__EXERCISE BRIEF__. Write out the records beneath this line exactly as they appear, minus any images.

__DATASET__.
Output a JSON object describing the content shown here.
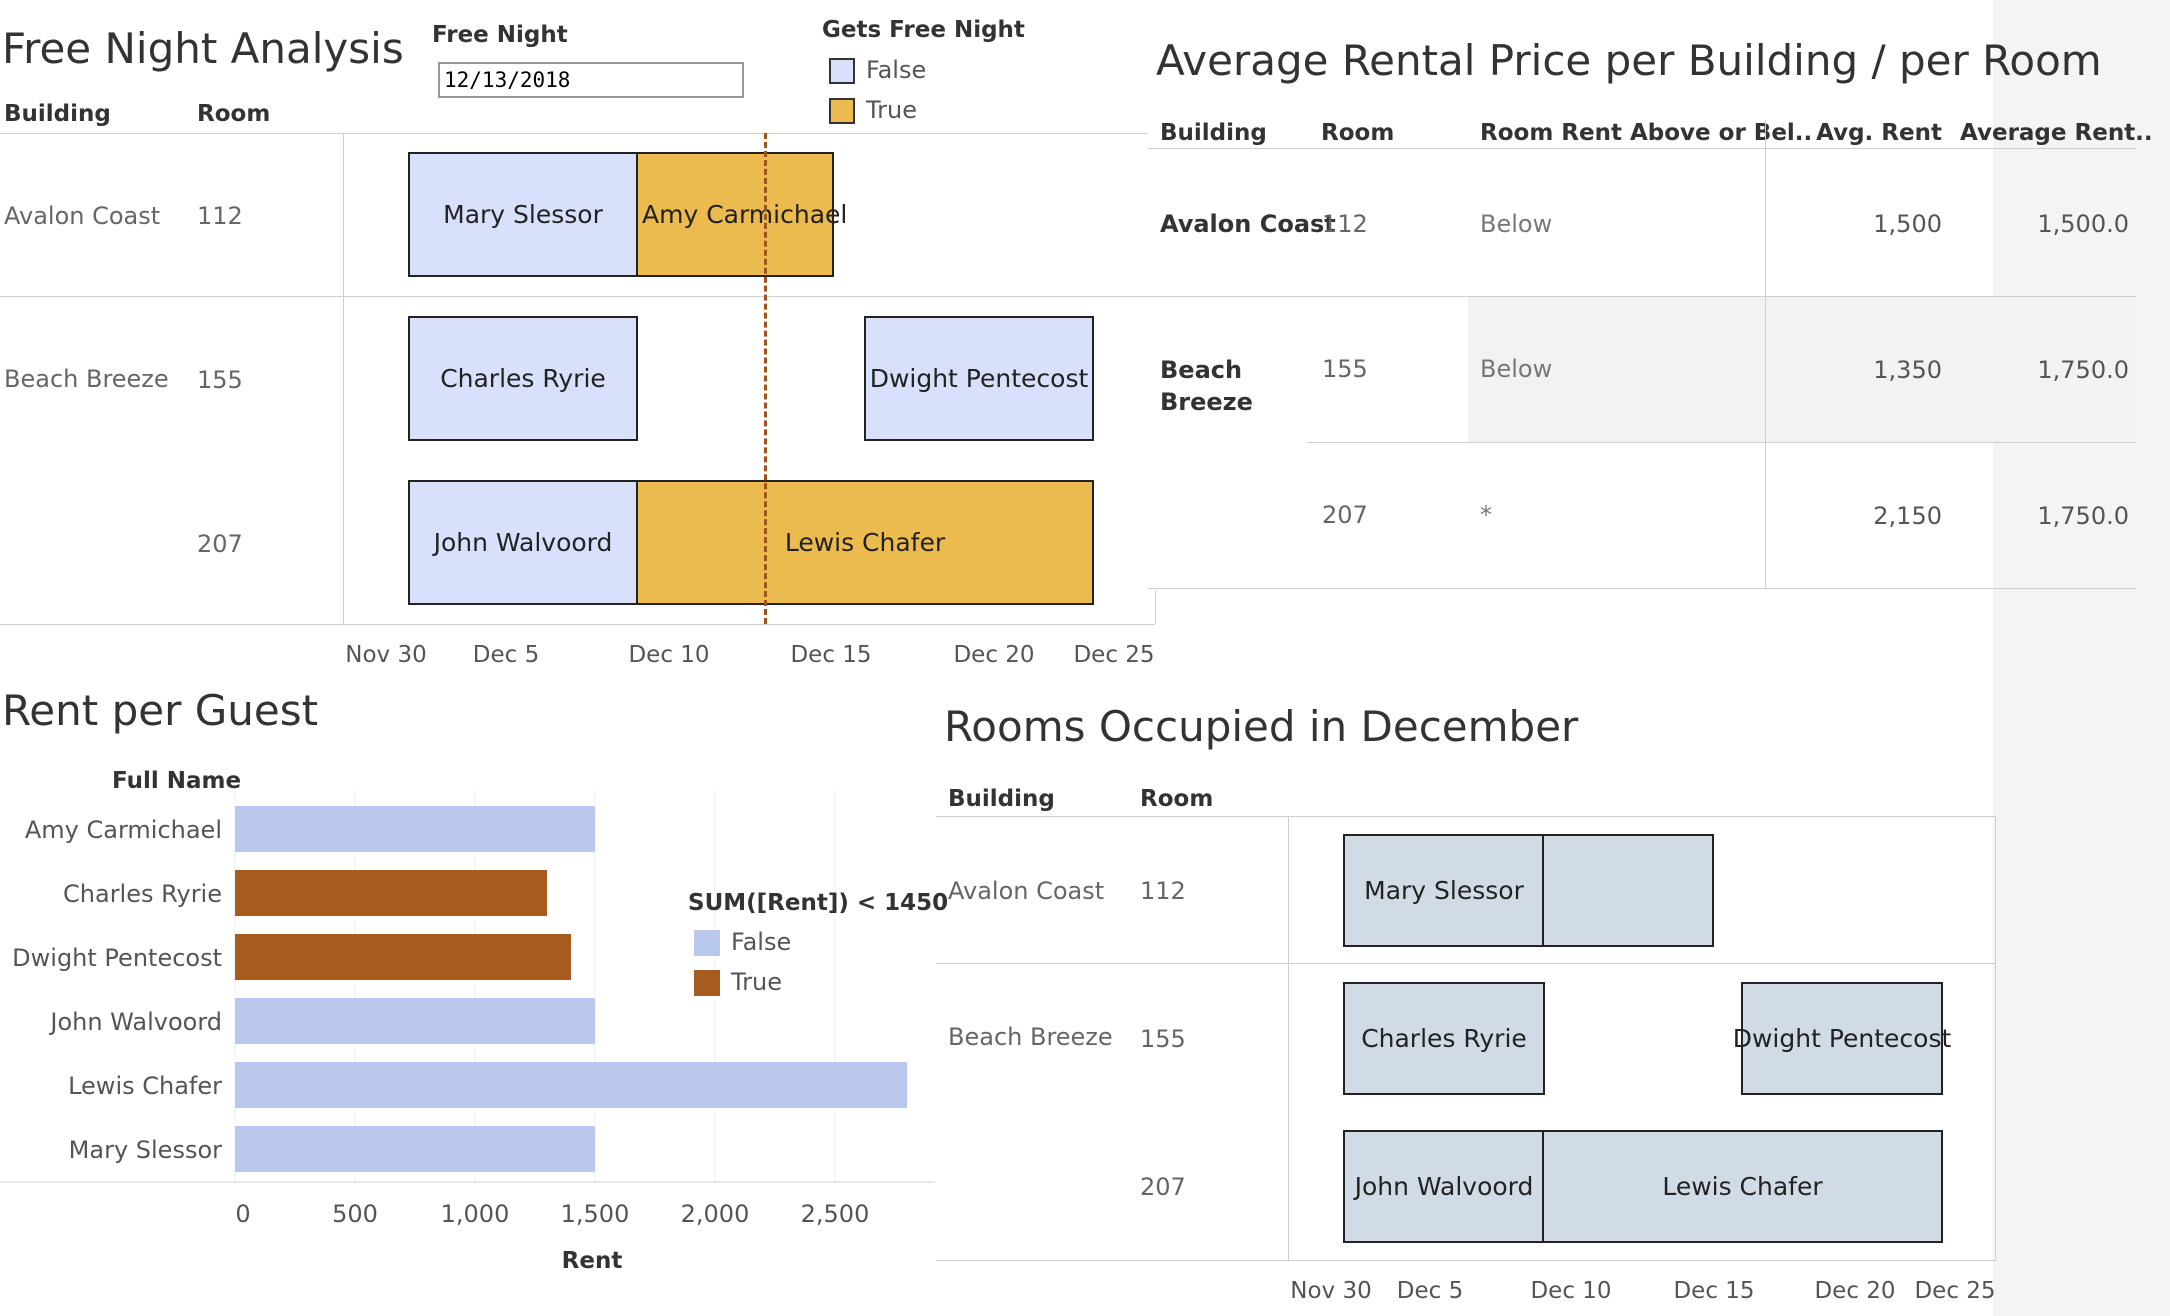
{
  "free_night": {
    "title": "Free Night Analysis",
    "filter_label": "Free Night",
    "filter_value": "12/13/2018",
    "legend_title": "Gets Free Night",
    "legend_false": "False",
    "legend_true": "True",
    "col_building": "Building",
    "col_room": "Room",
    "rows": [
      {
        "building": "Avalon Coast",
        "room": "112"
      },
      {
        "building": "Beach Breeze",
        "room": "155"
      },
      {
        "building": "",
        "room": "207"
      }
    ],
    "bars": {
      "mary": "Mary Slessor",
      "amy": "Amy Carmichael",
      "charles": "Charles Ryrie",
      "dwight": "Dwight Pentecost",
      "john": "John Walvoord",
      "lewis": "Lewis Chafer"
    },
    "ticks": [
      "Nov 30",
      "Dec 5",
      "Dec 10",
      "Dec 15",
      "Dec 20",
      "Dec 25"
    ],
    "colors": {
      "false": "#d8e0fb",
      "true": "#ebbb4f",
      "reference_line": "#a0521b"
    }
  },
  "avg_rent": {
    "title": "Average Rental Price per Building / per Room",
    "col_building": "Building",
    "col_room": "Room",
    "col_above_below": "Room Rent Above or Bel..",
    "col_avg": "Avg. Rent",
    "col_avg_building": "Average Rent..",
    "rows": [
      {
        "building": "Avalon Coast",
        "room": "112",
        "above_below": "Below",
        "avg": "1,500",
        "avg_building": "1,500.0"
      },
      {
        "building": "Beach Breeze",
        "room": "155",
        "above_below": "Below",
        "avg": "1,350",
        "avg_building": "1,750.0"
      },
      {
        "building": "",
        "room": "207",
        "above_below": "*",
        "avg": "2,150",
        "avg_building": "1,750.0"
      }
    ]
  },
  "rent_guest": {
    "title": "Rent per Guest",
    "axis_header": "Full Name",
    "axis_title": "Rent",
    "legend_title": "SUM([Rent]) < 1450",
    "legend_false": "False",
    "legend_true": "True",
    "ticks": [
      "0",
      "500",
      "1,000",
      "1,500",
      "2,000",
      "2,500"
    ],
    "colors": {
      "false": "#b9c8ec",
      "true": "#a65c1e"
    }
  },
  "occupied": {
    "title": "Rooms Occupied in December",
    "col_building": "Building",
    "col_room": "Room",
    "rows": [
      {
        "building": "Avalon Coast",
        "room": "112"
      },
      {
        "building": "Beach Breeze",
        "room": "155"
      },
      {
        "building": "",
        "room": "207"
      }
    ],
    "bars": {
      "mary": "Mary Slessor",
      "amy": "",
      "charles": "Charles Ryrie",
      "dwight": "Dwight Pentecost",
      "john": "John Walvoord",
      "lewis": "Lewis Chafer"
    },
    "ticks": [
      "Nov 30",
      "Dec 5",
      "Dec 10",
      "Dec 15",
      "Dec 20",
      "Dec 25"
    ]
  },
  "chart_data": {
    "type": "bar",
    "title": "Rent per Guest",
    "xlabel": "Rent",
    "ylabel": "Full Name",
    "categories": [
      "Amy Carmichael",
      "Charles Ryrie",
      "Dwight Pentecost",
      "John Walvoord",
      "Lewis Chafer",
      "Mary Slessor"
    ],
    "values": [
      1500,
      1300,
      1400,
      1500,
      2800,
      1500
    ],
    "highlight": [
      false,
      true,
      true,
      false,
      false,
      false
    ],
    "xlim": [
      0,
      2800
    ],
    "legend": "right"
  }
}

__THE OUTPUT__.
Output a JSON object describing the content shown here.
{
  "free_night": {
    "title": "Free Night Analysis",
    "filter_label": "Free Night",
    "filter_value": "12/13/2018",
    "legend_title": "Gets Free Night",
    "legend_false": "False",
    "legend_true": "True",
    "col_building": "Building",
    "col_room": "Room",
    "rows": [
      {
        "building": "Avalon Coast",
        "room": "112"
      },
      {
        "building": "Beach Breeze",
        "room": "155"
      },
      {
        "building": "",
        "room": "207"
      }
    ],
    "bars": {
      "mary": "Mary Slessor",
      "amy": "Amy Carmichael",
      "charles": "Charles Ryrie",
      "dwight": "Dwight Pentecost",
      "john": "John Walvoord",
      "lewis": "Lewis Chafer"
    },
    "ticks": [
      "Nov 30",
      "Dec 5",
      "Dec 10",
      "Dec 15",
      "Dec 20",
      "Dec 25"
    ],
    "colors": {
      "false": "#d8e0fb",
      "true": "#ebbb4f",
      "reference_line": "#a0521b"
    }
  },
  "avg_rent": {
    "title": "Average Rental Price per Building / per Room",
    "col_building": "Building",
    "col_room": "Room",
    "col_above_below": "Room Rent Above or Bel..",
    "col_avg": "Avg. Rent",
    "col_avg_building": "Average Rent..",
    "rows": [
      {
        "building": "Avalon Coast",
        "room": "112",
        "above_below": "Below",
        "avg": "1,500",
        "avg_building": "1,500.0"
      },
      {
        "building": "Beach Breeze",
        "room": "155",
        "above_below": "Below",
        "avg": "1,350",
        "avg_building": "1,750.0"
      },
      {
        "building": "",
        "room": "207",
        "above_below": "*",
        "avg": "2,150",
        "avg_building": "1,750.0"
      }
    ]
  },
  "rent_guest": {
    "title": "Rent per Guest",
    "axis_header": "Full Name",
    "axis_title": "Rent",
    "legend_title": "SUM([Rent]) < 1450",
    "legend_false": "False",
    "legend_true": "True",
    "ticks": [
      "0",
      "500",
      "1,000",
      "1,500",
      "2,000",
      "2,500"
    ],
    "colors": {
      "false": "#b9c8ec",
      "true": "#a65c1e"
    }
  },
  "occupied": {
    "title": "Rooms Occupied in December",
    "col_building": "Building",
    "col_room": "Room",
    "rows": [
      {
        "building": "Avalon Coast",
        "room": "112"
      },
      {
        "building": "Beach Breeze",
        "room": "155"
      },
      {
        "building": "",
        "room": "207"
      }
    ],
    "bars": {
      "mary": "Mary Slessor",
      "amy": "",
      "charles": "Charles Ryrie",
      "dwight": "Dwight Pentecost",
      "john": "John Walvoord",
      "lewis": "Lewis Chafer"
    },
    "ticks": [
      "Nov 30",
      "Dec 5",
      "Dec 10",
      "Dec 15",
      "Dec 20",
      "Dec 25"
    ]
  },
  "chart_data": {
    "type": "bar",
    "title": "Rent per Guest",
    "xlabel": "Rent",
    "ylabel": "Full Name",
    "categories": [
      "Amy Carmichael",
      "Charles Ryrie",
      "Dwight Pentecost",
      "John Walvoord",
      "Lewis Chafer",
      "Mary Slessor"
    ],
    "values": [
      1500,
      1300,
      1400,
      1500,
      2800,
      1500
    ],
    "highlight": [
      false,
      true,
      true,
      false,
      false,
      false
    ],
    "xlim": [
      0,
      2800
    ],
    "legend": "right"
  }
}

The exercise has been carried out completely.